╭─ AVAILABLE RECORDS
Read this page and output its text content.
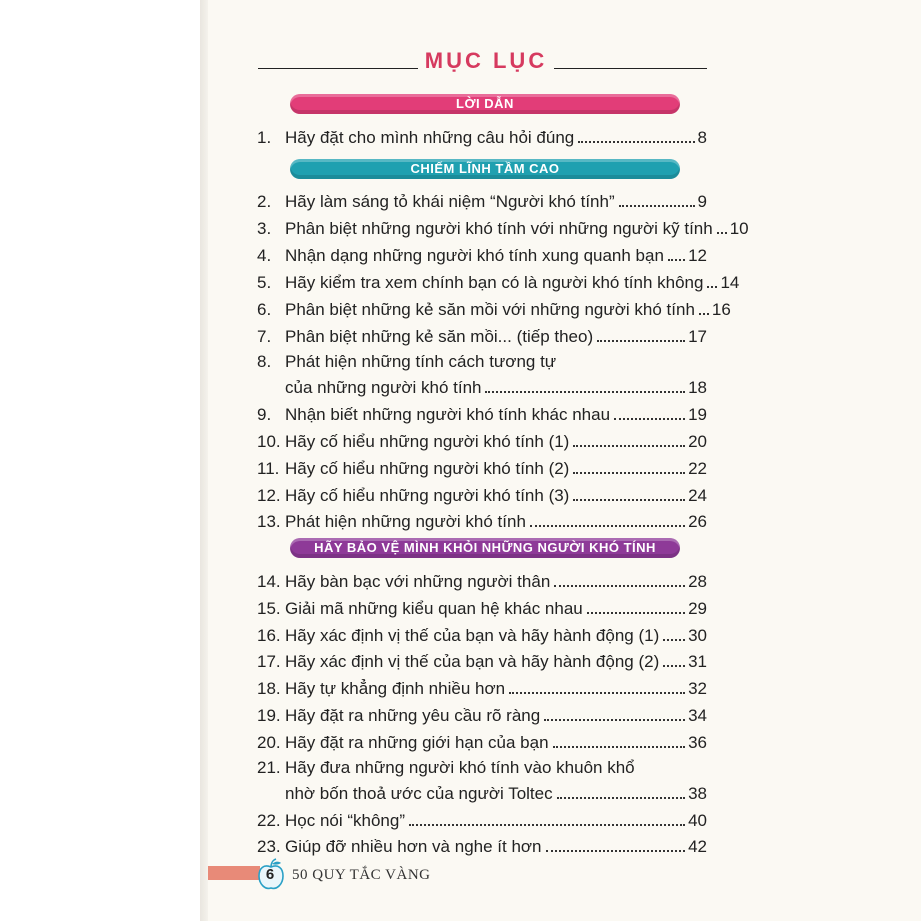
MỤC LỤC
LỜI DẪN
CHIẾM LĨNH TẦM CAO
HÃY BẢO VỆ MÌNH KHỎI NHỮNG NGƯỜI KHÓ TÍNH
1. Hãy đặt cho mình những câu hỏi đúng	8
2. Hãy làm sáng tỏ khái niệm “Người khó tính”	9
3. Phân biệt những người khó tính với những người kỹ tính 10
4. Nhận dạng những người khó tính xung quanh bạn 12
5. Hãy kiểm tra xem chính bạn có là người khó tính không 14
6. Phân biệt những kẻ săn mồi với những người khó tính 16
7. Phân biệt những kẻ săn mồi... (tiếp theo)	17
8. Phát hiện những tính cách tương tự
của những người khó tính	18
9. Nhận biết những người khó tính khác nhau	19
10. Hãy cố hiểu những người khó tính (1)	20
11. Hãy cố hiểu những người khó tính (2)	22
12. Hãy cố hiểu những người khó tính (3)	24
13. Phát hiện những người khó tính	26
14. Hãy bàn bạc với những người thân	28
15. Giải mã những kiểu quan hệ khác nhau	29
16. Hãy xác định vị thế của bạn và hãy hành động (1) 30
17. Hãy xác định vị thế của bạn và hãy hành động (2) 31
18. Hãy tự khẳng định nhiều hơn	32
19. Hãy đặt ra những yêu cầu rõ ràng	34
20. Hãy đặt ra những giới hạn của bạn	36
21. Hãy đưa những người khó tính vào khuôn khổ
nhờ bốn thoả ước của người Toltec	38
22. Học nói “không”	40
23. Giúp đỡ nhiều hơn và nghe ít hơn	42
6	50 QUY TẮC VÀNG
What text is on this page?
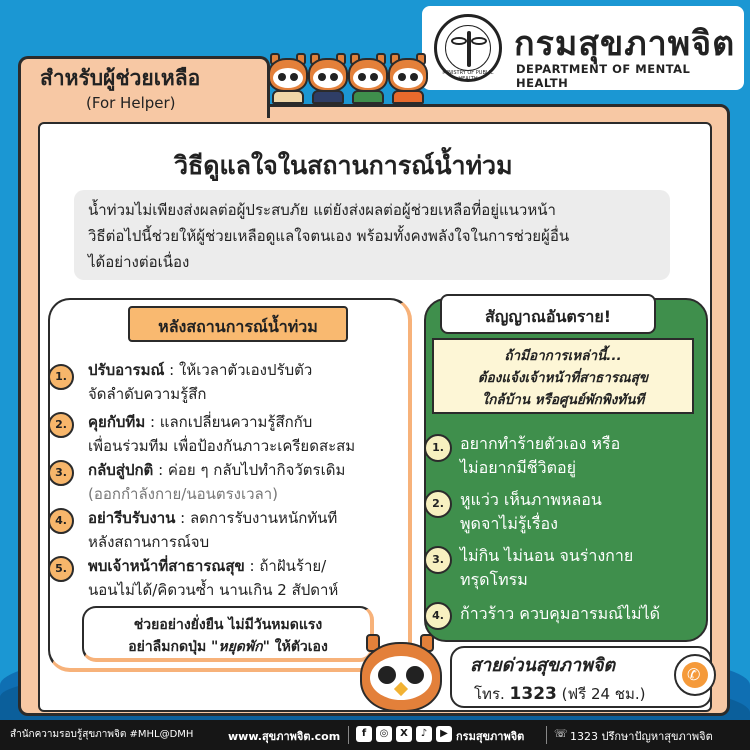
MINISTRY OF PUBLIC HEALTH
กรมสุขภาพจิต
DEPARTMENT OF MENTAL HEALTH
สำหรับผู้ช่วยเหลือ
(For Helper)
วิธีดูแลใจในสถานการณ์น้ำท่วม

น้ำท่วมไม่เพียงส่งผลต่อผู้ประสบภัย แต่ยังส่งผลต่อผู้ช่วยเหลือที่อยู่แนวหน้า

วิธีต่อไปนี้ช่วยให้ผู้ช่วยเหลือดูแลใจตนเอง พร้อมทั้งคงพลังใจในการช่วยผู้อื่น

ได้อย่างต่อเนื่อง

หลังสถานการณ์น้ำท่วม
1.	ปรับอารมณ์ : ให้เวลาตัวเองปรับตัว
จัดลำดับความรู้สึก
2.	คุยกับทีม : แลกเปลี่ยนความรู้สึกกับ
เพื่อนร่วมทีม เพื่อป้องกันภาวะเครียดสะสม
3.	กลับสู่ปกติ : ค่อย ๆ กลับไปทำกิจวัตรเดิม
(ออกกำลังกาย/นอนตรงเวลา)
4.	อย่ารีบรับงาน : ลดการรับงานหนักทันที
หลังสถานการณ์จบ
5.	พบเจ้าหน้าที่สาธารณสุข : ถ้าฝันร้าย/
นอนไม่ได้/คิดวนซ้ำ นานเกิน 2 สัปดาห์

ช่วยอย่างยั่งยืน ไม่มีวันหมดแรง

อย่าลืมกดปุ่ม "หยุดพัก" ให้ตัวเอง

สัญญาณอันตราย!

ถ้ามีอาการเหล่านี้...

ต้องแจ้งเจ้าหน้าที่สาธารณสุข

ใกล้บ้าน หรือศูนย์พักพิงทันที

1.	อยากทำร้ายตัวเอง หรือ
ไม่อยากมีชีวิตอยู่
2.	หูแว่ว เห็นภาพหลอน
พูดจาไม่รู้เรื่อง
3.	ไม่กิน ไม่นอน จนร่างกาย
ทรุดโทรม
4.	ก้าวร้าว ควบคุมอารมณ์ไม่ได้
สายด่วนสุขภาพจิต
โทร. 1323 (ฟรี 24 ชม.)
✆
สำนักความรอบรู้สุขภาพจิต #MHL@DMH	www.สุขภาพจิต.com	f	◎	X	♪	▶ กรมสุขภาพจิต	☏ 1323 ปรึกษาปัญหาสุขภาพจิต
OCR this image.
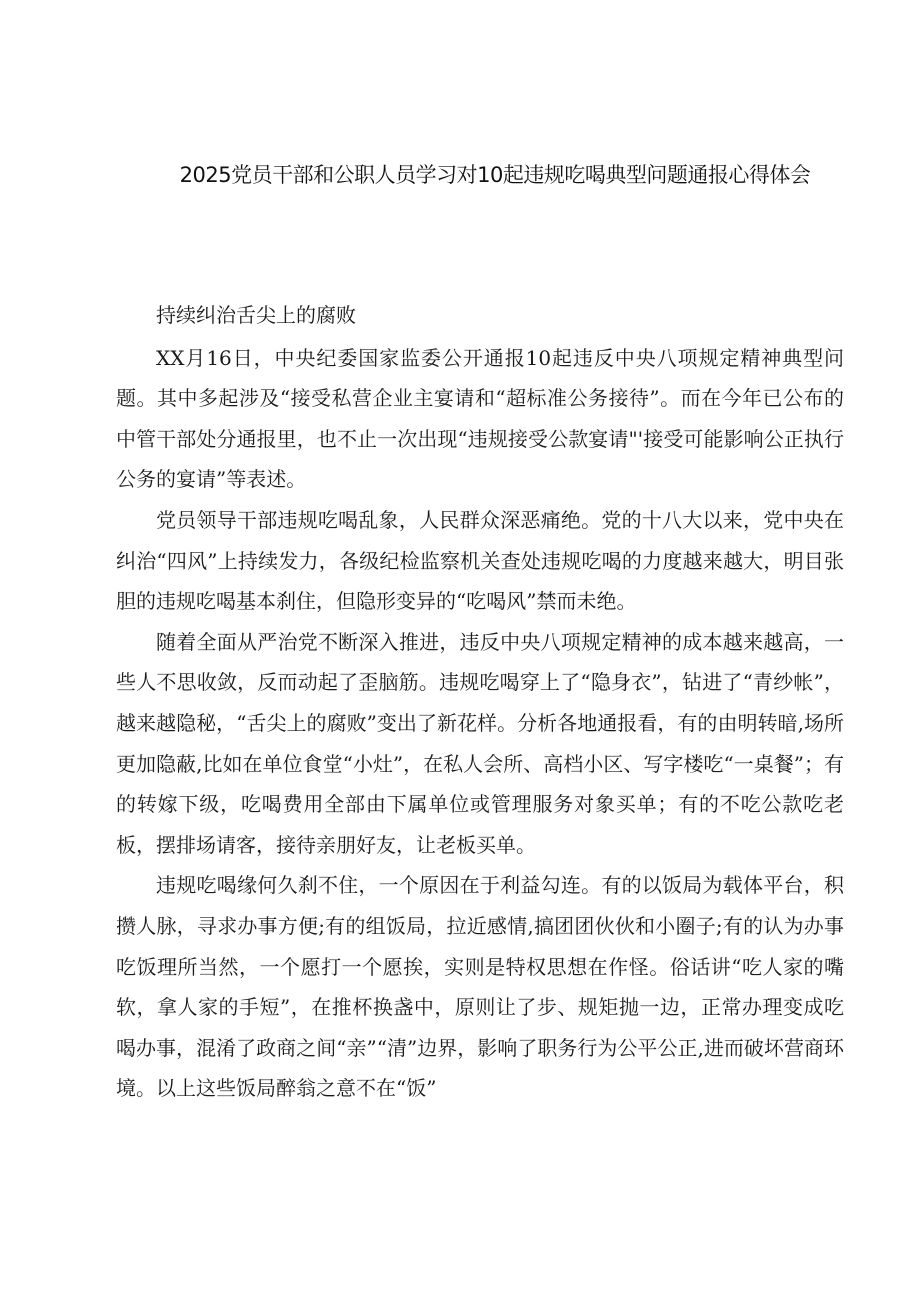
2025党员干部和公职人员学习对10起违规吃喝典型问题通报心得体会

持续纠治舌尖上的腐败

XX月16日，中央纪委国家监委公开通报10起违反中央八项规定精神典型问题。其中多起涉及“接受私营企业主宴请和“超标准公务接待”。而在今年已公布的中管干部处分通报里，也不止一次出现“违规接受公款宴请"'接受可能影响公正执行公务的宴请”等表述。

党员领导干部违规吃喝乱象，人民群众深恶痛绝。党的十八大以来，党中央在纠治“四风”上持续发力，各级纪检监察机关查处违规吃喝的力度越来越大，明目张胆的违规吃喝基本刹住，但隐形变异的“吃喝风”禁而未绝。

随着全面从严治党不断深入推进，违反中央八项规定精神的成本越来越高，一些人不思收敛，反而动起了歪脑筋。违规吃喝穿上了“隐身衣”，钻进了“青纱帐”，越来越隐秘，“舌尖上的腐败”变出了新花样。分析各地通报看，有的由明转暗,场所更加隐蔽,比如在单位食堂“小灶”，在私人会所、高档小区、写字楼吃“一桌餐”；有的转嫁下级，吃喝费用全部由下属单位或管理服务对象买单；有的不吃公款吃老板，摆排场请客，接待亲朋好友，让老板买单。

违规吃喝缘何久刹不住，一个原因在于利益勾连。有的以饭局为载体平台，积攒人脉，寻求办事方便;有的组饭局，拉近感情,搞团团伙伙和小圈子;有的认为办事吃饭理所当然，一个愿打一个愿挨，实则是特权思想在作怪。俗话讲“吃人家的嘴软，拿人家的手短”，在推杯换盏中，原则让了步、规矩抛一边，正常办理变成吃喝办事，混淆了政商之间“亲”“清”边界，影响了职务行为公平公正,进而破坏营商环境。以上这些饭局醉翁之意不在“饭”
╰─
TASK DETAILS - Establish how many lines of the material above hold the word "HEALTH". Nothing but the count should be returned.

CORRECT RESPONSE - 2